#### Stored data

+++

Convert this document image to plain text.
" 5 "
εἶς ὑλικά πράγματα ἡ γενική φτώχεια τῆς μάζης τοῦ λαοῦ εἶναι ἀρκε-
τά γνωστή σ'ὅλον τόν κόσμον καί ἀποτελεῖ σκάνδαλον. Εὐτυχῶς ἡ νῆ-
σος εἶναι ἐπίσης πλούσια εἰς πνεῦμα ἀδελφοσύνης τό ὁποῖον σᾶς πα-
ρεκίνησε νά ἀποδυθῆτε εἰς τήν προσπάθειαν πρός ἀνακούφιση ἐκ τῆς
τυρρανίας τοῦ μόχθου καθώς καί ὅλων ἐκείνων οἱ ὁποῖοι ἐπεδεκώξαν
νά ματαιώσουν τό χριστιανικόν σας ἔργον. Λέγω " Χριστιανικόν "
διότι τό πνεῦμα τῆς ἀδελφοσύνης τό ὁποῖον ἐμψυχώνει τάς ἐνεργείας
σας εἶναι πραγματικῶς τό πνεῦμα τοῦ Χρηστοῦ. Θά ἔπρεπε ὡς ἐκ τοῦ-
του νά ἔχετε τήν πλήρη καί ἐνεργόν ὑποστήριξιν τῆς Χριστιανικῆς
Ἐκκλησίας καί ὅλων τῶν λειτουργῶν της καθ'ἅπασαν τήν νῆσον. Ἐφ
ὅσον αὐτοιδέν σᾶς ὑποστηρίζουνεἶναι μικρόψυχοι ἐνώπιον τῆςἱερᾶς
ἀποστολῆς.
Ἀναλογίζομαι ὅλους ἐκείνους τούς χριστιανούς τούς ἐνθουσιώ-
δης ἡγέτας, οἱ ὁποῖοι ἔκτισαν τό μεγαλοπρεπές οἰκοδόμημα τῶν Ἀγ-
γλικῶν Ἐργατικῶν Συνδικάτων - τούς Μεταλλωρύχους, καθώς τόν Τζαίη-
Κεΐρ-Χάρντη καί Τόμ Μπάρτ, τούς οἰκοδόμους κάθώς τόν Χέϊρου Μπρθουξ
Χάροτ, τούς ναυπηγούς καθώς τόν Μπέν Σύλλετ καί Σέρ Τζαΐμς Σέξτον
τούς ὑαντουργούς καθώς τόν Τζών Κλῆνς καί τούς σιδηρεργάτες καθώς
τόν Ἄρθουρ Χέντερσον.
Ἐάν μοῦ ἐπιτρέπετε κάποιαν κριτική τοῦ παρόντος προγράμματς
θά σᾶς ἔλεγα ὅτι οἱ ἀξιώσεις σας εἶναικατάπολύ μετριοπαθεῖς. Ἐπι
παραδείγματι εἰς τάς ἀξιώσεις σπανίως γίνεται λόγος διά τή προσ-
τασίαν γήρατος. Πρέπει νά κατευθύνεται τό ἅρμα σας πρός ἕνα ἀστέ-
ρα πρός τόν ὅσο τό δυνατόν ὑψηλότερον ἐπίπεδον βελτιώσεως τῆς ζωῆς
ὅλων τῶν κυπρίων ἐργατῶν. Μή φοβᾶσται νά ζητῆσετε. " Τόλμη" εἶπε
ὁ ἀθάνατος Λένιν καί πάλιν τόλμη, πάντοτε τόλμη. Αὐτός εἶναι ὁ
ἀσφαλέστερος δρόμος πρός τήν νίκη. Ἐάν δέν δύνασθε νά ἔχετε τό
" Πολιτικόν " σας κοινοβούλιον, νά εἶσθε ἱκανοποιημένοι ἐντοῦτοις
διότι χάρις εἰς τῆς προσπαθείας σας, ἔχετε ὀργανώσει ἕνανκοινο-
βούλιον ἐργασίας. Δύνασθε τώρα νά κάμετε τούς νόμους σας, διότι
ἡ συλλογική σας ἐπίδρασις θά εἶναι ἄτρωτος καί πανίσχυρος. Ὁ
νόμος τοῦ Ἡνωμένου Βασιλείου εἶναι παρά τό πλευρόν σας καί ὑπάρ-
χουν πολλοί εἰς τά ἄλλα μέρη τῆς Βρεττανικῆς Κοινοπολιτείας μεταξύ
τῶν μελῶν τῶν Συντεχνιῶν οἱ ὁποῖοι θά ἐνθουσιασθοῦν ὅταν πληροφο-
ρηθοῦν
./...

+++

#### Goal
All lines that include "καθώς" are to be gathered and copied.

#### Full output
τυρρανίας τοῦ μόχθου καθώς καί ὅλων ἐκείνων οἱ ὁποῖοι ἐπεδεκώξαν
γλικῶν Ἐργατικῶν Συνδικάτων - τούς Μεταλλωρύχους, καθώς τόν Τζαίη-
Χάροτ, τούς ναυπηγούς καθώς τόν Μπέν Σύλλετ καί Σέρ Τζαΐμς Σέξτον
τούς ὑαντουργούς καθώς τόν Τζών Κλῆνς καί τούς σιδηρεργάτες καθώς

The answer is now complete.